A James Cook University researcher is experimenting with a new technique to treat a painful, debilitating disease that affects hundreds of thousands of Australians.
Darci Cousins, an exercise physiology honours student at JCU, will investigate using electrical stimulation to treat the pain of Peripheral Arterial Disease (PAD).
She said the chronic condition results from a narrowing of the arteries, primarily in the legs.
“The prevalence of the disease is expected to double by 2040 due to the population ageing. It currently affects about 10% of adults aged 50 years and older who experience severe pain when walking that limits their day-to-day activity and mobility.
“Ultimately many sacrifice hobbies, social activities, jobs and a great deal of independence as a result of PAD,” she said.
Ms Cousins said that regular activity or exercise is highly recommended to manage the condition, but is rarely undertaken due to the severe leg pain.
“Treatments that manage this pain are lacking and likely to be crucial to help PAD patients. What we’re going to be doing is to ask PAD sufferers to undertake a bout of walking, once a week for three consecutive weeks, while either wearing or not wearing a portable machine that produces a small electrical stimulus to the legs.
“We hope this electrical stimulation will manage the level of pain experienced by sufferers and assist their walking.”
Ms Cousins said patients experience a very slight tingling or ‘pins and needles’ sensation during the treatment.
“PAD patients are at about three times higher risk of cardiovascular and all-cause mortality, compared to those without PAD. So we’re hoping this therapy may assist them to undertake daily activities pain-free and improve their overall activity levels for better disease management and long-term health,” she said.
The research project is underway and expected to be completed in 2019.

Record set:
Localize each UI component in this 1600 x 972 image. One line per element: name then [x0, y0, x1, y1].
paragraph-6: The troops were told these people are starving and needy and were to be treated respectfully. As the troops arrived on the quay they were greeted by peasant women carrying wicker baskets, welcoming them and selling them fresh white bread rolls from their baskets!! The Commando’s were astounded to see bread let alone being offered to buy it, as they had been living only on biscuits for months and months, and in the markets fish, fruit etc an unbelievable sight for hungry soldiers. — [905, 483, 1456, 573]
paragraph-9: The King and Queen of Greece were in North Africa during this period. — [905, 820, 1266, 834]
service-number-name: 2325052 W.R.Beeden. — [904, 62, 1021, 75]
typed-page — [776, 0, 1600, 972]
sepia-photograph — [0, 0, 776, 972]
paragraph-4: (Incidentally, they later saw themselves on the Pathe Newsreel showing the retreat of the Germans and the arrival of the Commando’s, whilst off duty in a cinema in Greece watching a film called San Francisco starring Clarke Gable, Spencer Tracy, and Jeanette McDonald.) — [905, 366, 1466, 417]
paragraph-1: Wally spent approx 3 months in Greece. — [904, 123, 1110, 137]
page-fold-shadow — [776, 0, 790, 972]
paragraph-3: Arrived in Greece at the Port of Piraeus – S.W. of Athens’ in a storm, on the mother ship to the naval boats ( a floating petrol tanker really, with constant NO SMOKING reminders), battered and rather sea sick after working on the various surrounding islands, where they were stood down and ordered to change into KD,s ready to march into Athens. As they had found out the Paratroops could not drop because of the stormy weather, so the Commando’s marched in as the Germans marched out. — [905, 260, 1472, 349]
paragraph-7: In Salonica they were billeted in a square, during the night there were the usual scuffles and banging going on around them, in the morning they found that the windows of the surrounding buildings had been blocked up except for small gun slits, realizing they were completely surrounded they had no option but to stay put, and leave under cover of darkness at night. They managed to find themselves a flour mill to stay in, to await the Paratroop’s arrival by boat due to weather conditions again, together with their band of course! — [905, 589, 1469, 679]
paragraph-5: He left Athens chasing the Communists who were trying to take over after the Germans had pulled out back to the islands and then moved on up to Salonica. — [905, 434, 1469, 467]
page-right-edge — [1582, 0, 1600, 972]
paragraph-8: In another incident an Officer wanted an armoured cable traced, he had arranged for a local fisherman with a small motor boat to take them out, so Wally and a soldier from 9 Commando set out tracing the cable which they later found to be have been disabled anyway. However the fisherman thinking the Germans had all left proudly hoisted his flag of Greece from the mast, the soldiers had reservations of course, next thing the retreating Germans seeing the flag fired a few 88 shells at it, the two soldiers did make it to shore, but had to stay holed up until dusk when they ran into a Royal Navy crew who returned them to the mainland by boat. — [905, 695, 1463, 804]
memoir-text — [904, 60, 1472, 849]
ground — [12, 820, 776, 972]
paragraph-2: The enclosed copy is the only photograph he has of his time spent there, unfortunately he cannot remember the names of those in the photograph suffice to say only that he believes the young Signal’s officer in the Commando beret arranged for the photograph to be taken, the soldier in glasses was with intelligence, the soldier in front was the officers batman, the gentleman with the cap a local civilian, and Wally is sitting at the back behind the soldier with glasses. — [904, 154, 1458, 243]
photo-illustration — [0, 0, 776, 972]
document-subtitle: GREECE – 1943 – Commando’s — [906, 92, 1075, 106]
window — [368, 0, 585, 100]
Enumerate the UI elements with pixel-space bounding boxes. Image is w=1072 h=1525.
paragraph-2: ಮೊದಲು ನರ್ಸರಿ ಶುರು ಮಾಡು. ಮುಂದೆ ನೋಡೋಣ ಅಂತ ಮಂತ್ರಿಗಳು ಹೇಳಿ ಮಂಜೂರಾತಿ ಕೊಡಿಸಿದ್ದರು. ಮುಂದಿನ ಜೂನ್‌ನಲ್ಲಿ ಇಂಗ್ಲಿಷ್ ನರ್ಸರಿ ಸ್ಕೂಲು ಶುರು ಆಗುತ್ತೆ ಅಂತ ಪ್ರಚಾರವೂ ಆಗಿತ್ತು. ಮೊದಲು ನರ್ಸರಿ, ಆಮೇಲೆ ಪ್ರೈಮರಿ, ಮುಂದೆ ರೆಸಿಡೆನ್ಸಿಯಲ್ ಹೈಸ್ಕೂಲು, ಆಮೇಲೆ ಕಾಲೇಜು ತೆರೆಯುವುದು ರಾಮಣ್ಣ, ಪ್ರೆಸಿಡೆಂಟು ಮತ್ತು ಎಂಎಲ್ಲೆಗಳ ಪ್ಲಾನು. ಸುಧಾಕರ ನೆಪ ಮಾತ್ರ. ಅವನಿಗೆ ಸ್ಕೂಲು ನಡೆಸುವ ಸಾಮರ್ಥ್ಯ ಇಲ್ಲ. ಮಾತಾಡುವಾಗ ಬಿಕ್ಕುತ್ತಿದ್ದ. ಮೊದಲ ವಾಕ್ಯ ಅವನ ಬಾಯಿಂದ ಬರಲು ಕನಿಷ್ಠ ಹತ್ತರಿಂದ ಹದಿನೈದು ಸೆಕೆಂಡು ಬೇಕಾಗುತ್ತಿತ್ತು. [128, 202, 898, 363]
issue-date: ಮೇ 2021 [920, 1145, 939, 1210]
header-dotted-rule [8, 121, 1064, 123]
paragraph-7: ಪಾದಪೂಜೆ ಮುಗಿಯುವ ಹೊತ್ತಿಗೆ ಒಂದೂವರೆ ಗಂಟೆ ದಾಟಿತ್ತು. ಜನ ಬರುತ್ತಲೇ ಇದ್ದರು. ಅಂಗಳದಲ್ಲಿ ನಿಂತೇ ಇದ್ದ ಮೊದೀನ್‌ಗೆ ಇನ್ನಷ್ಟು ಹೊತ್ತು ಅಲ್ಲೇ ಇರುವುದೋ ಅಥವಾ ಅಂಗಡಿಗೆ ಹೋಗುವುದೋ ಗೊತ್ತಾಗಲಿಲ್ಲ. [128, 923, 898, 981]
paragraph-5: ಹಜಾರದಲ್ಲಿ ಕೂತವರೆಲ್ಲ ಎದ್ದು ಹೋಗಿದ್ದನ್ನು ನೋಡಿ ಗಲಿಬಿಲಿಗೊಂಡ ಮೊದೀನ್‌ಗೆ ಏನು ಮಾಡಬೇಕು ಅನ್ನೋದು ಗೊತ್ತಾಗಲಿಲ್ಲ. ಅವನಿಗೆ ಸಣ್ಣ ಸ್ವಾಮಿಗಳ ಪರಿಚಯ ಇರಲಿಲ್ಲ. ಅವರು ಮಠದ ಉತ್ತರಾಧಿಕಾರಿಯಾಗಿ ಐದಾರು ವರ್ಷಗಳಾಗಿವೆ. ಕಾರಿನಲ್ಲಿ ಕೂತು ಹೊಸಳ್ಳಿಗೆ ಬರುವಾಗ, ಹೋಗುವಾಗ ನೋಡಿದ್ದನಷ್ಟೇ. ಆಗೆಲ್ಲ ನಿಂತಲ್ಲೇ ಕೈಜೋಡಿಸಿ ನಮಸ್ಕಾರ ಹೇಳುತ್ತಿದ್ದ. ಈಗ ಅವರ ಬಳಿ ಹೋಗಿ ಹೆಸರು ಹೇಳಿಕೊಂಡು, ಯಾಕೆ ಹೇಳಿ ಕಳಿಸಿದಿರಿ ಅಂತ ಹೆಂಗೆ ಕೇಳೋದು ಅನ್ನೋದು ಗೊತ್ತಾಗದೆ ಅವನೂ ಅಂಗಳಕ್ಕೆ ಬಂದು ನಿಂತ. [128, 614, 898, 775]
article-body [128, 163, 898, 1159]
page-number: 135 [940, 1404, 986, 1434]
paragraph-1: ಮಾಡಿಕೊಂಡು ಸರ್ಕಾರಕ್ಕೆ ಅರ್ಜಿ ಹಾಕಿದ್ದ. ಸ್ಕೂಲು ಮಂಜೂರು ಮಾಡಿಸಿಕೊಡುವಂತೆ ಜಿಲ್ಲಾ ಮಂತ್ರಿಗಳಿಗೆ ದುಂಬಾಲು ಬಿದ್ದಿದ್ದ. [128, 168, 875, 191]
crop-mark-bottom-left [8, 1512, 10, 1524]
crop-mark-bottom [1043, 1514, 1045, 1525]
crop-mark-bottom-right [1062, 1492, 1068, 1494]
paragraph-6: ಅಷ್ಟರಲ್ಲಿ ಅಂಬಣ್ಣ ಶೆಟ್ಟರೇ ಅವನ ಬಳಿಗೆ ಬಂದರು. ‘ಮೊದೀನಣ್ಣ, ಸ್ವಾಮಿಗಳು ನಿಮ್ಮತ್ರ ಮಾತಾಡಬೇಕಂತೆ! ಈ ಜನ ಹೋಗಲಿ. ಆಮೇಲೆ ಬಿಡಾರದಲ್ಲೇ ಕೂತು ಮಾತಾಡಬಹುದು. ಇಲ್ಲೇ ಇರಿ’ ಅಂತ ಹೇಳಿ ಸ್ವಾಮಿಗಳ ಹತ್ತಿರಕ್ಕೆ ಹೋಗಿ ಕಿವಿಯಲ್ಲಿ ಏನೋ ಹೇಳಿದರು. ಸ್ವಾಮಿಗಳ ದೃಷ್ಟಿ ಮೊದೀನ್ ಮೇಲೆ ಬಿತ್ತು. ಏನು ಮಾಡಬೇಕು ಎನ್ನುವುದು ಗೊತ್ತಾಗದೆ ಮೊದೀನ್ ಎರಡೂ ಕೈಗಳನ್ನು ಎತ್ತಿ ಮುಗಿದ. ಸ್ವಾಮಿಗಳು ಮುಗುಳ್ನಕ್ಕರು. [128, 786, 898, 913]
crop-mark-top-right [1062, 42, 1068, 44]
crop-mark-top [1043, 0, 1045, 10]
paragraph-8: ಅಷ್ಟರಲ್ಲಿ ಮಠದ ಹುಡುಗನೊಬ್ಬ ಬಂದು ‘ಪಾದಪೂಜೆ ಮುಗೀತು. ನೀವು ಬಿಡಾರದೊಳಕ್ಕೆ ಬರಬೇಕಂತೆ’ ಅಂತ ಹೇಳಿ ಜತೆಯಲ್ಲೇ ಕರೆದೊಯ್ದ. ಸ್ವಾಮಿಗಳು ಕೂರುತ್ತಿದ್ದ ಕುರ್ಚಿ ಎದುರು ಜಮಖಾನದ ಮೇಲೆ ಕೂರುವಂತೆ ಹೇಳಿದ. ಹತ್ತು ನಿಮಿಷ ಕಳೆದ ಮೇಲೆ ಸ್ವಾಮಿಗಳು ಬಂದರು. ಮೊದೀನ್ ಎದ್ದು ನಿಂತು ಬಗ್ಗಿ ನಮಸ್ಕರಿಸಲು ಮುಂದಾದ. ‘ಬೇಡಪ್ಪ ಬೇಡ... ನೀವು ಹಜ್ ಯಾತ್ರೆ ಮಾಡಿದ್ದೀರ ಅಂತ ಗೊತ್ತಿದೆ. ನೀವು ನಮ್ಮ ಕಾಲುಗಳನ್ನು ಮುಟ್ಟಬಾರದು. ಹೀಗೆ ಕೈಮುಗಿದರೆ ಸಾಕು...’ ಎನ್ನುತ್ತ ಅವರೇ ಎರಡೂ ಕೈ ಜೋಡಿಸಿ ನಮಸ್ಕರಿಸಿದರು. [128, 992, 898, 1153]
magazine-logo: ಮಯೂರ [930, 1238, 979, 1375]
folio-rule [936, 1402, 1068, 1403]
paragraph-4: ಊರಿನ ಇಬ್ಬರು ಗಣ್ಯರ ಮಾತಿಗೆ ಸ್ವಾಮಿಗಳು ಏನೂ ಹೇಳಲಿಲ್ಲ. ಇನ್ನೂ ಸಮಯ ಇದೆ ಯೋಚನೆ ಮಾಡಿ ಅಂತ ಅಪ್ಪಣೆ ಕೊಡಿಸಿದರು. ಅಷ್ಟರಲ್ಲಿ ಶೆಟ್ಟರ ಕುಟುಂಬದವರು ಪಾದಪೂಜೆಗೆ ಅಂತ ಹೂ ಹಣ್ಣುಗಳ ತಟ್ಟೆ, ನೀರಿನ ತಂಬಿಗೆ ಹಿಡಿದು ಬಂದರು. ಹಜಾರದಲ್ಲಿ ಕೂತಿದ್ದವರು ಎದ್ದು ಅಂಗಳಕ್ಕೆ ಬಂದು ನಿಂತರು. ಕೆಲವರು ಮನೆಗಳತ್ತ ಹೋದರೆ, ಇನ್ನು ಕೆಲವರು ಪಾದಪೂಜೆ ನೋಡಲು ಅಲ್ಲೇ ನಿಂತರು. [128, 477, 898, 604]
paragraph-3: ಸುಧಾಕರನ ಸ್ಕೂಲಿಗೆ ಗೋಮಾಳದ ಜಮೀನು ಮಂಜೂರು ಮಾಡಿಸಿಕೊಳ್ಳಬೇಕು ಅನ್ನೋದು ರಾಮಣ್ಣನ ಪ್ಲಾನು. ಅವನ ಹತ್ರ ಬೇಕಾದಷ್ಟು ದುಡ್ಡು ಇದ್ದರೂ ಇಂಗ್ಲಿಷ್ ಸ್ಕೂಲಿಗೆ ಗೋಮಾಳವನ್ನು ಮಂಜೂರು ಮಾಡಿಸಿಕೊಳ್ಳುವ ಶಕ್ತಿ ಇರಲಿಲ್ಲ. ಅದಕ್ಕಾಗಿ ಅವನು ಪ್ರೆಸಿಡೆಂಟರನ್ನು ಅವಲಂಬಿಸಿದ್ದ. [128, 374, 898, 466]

Task statement: Please translate this sentence from the PAD article into Spanish: "She said the chronic condition results from a narrowing of the arteries, primarily in the legs." The listing is separate material, unrelated to the PAD article.

Exercise output: Ella dijo que la afección crónica se debe a un estrechamiento de las arterias, principalmente en las piernas.